What needs to be done.
Look through the material below for "plusieurs". Copy every line that contains it.

+++ Extracted information

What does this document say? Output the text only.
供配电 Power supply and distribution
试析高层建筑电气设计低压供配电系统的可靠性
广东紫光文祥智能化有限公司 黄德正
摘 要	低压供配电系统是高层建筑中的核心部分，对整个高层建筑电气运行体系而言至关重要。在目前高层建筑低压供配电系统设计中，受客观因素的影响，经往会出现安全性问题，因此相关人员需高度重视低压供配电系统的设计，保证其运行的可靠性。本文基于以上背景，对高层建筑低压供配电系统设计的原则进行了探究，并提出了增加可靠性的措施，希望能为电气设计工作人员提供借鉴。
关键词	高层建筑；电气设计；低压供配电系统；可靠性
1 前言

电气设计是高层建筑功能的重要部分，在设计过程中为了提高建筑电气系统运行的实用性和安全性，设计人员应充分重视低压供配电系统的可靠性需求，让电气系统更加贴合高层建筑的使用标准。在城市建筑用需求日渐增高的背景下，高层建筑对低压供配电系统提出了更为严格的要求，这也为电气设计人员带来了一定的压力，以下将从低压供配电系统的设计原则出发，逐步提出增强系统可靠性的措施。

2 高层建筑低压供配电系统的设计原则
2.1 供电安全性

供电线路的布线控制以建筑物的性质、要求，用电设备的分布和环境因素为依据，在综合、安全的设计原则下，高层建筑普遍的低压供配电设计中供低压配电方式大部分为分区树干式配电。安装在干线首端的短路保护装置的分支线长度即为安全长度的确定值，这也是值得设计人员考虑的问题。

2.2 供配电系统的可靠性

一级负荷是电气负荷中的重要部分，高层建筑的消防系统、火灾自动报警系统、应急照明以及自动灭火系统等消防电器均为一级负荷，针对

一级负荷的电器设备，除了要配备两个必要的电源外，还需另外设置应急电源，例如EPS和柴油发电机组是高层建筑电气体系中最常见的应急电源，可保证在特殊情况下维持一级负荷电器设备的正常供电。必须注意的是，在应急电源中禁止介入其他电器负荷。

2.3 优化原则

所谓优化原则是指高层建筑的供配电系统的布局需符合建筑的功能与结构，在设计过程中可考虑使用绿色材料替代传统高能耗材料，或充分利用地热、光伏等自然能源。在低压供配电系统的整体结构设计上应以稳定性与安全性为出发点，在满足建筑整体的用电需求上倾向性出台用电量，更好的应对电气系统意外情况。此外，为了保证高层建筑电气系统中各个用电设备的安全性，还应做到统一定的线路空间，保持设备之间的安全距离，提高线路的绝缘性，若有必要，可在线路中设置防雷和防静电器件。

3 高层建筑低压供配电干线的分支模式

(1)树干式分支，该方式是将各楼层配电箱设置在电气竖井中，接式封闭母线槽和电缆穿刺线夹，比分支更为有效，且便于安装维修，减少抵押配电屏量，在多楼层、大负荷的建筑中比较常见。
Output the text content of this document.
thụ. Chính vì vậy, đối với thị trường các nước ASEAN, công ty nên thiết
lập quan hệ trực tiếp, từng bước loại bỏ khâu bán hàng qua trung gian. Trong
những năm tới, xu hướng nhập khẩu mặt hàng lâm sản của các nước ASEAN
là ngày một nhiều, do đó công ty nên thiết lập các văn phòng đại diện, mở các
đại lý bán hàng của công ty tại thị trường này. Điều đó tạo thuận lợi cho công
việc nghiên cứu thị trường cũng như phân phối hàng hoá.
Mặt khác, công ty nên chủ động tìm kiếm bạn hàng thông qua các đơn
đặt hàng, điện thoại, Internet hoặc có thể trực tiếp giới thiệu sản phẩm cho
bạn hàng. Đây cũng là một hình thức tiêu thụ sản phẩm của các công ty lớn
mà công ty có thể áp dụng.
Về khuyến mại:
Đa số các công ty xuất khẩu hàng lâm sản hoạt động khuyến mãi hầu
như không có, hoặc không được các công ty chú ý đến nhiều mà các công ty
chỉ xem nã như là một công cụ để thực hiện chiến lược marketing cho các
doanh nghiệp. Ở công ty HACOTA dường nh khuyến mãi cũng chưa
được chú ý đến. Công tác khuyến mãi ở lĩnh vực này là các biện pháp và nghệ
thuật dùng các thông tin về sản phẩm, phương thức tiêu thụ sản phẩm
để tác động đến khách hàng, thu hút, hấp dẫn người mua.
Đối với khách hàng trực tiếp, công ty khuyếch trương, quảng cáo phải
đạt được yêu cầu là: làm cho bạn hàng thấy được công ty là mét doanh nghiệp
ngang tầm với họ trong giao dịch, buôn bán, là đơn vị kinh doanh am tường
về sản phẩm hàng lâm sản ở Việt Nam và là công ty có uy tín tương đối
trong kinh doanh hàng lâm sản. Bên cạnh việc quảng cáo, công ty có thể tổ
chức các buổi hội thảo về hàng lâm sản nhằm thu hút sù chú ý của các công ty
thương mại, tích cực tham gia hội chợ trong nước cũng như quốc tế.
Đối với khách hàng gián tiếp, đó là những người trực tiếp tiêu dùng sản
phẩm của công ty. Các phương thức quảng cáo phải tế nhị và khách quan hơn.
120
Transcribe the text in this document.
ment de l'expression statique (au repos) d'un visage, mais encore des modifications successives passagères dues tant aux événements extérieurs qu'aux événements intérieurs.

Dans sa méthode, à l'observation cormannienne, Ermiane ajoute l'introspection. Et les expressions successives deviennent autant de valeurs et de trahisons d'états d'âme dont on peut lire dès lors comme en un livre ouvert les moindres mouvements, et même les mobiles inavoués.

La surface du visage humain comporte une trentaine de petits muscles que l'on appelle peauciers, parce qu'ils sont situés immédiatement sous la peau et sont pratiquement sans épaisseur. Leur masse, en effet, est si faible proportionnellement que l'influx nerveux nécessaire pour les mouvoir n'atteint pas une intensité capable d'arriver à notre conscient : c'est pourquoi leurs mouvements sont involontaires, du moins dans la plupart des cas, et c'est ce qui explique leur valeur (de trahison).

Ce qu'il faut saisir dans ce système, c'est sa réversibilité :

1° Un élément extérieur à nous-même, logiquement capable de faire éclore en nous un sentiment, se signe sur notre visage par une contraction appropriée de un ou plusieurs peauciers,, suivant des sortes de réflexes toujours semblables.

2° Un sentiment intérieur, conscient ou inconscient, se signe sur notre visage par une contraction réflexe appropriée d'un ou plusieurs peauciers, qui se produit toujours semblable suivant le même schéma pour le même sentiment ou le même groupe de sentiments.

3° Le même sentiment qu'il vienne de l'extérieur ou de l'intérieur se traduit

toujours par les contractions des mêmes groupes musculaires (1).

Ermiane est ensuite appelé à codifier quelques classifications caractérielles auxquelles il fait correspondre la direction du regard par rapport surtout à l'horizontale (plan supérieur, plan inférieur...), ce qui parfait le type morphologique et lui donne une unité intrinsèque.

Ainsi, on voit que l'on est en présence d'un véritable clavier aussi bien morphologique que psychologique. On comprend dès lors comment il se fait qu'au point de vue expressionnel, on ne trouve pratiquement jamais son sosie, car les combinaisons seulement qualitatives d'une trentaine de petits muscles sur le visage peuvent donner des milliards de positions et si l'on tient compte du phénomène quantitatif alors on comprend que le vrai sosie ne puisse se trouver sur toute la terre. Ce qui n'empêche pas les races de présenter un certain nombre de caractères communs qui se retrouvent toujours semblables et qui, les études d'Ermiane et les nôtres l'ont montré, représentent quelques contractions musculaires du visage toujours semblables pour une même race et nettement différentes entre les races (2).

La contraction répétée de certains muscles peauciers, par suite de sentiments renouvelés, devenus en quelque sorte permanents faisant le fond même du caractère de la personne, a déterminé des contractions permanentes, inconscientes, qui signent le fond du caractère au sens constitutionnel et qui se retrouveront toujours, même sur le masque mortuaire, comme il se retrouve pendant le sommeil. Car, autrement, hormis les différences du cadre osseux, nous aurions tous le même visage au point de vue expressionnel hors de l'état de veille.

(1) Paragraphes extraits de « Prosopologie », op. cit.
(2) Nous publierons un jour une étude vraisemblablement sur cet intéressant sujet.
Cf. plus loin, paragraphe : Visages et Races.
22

++++++

Reply.
1° Un élément extérieur à nous-même, logiquement capable de faire éclore en nous un sentiment, se signe sur notre visage par une contraction appropriée de un ou plusieurs peauciers,, suivant des sortes de réflexes toujours semblables.
2° Un sentiment intérieur, conscient ou inconscient, se signe sur notre visage par une contraction réflexe appropriée d'un ou plusieurs peauciers, qui se produit toujours semblable suivant le même schéma pour le même sentiment ou le même groupe de sentiments.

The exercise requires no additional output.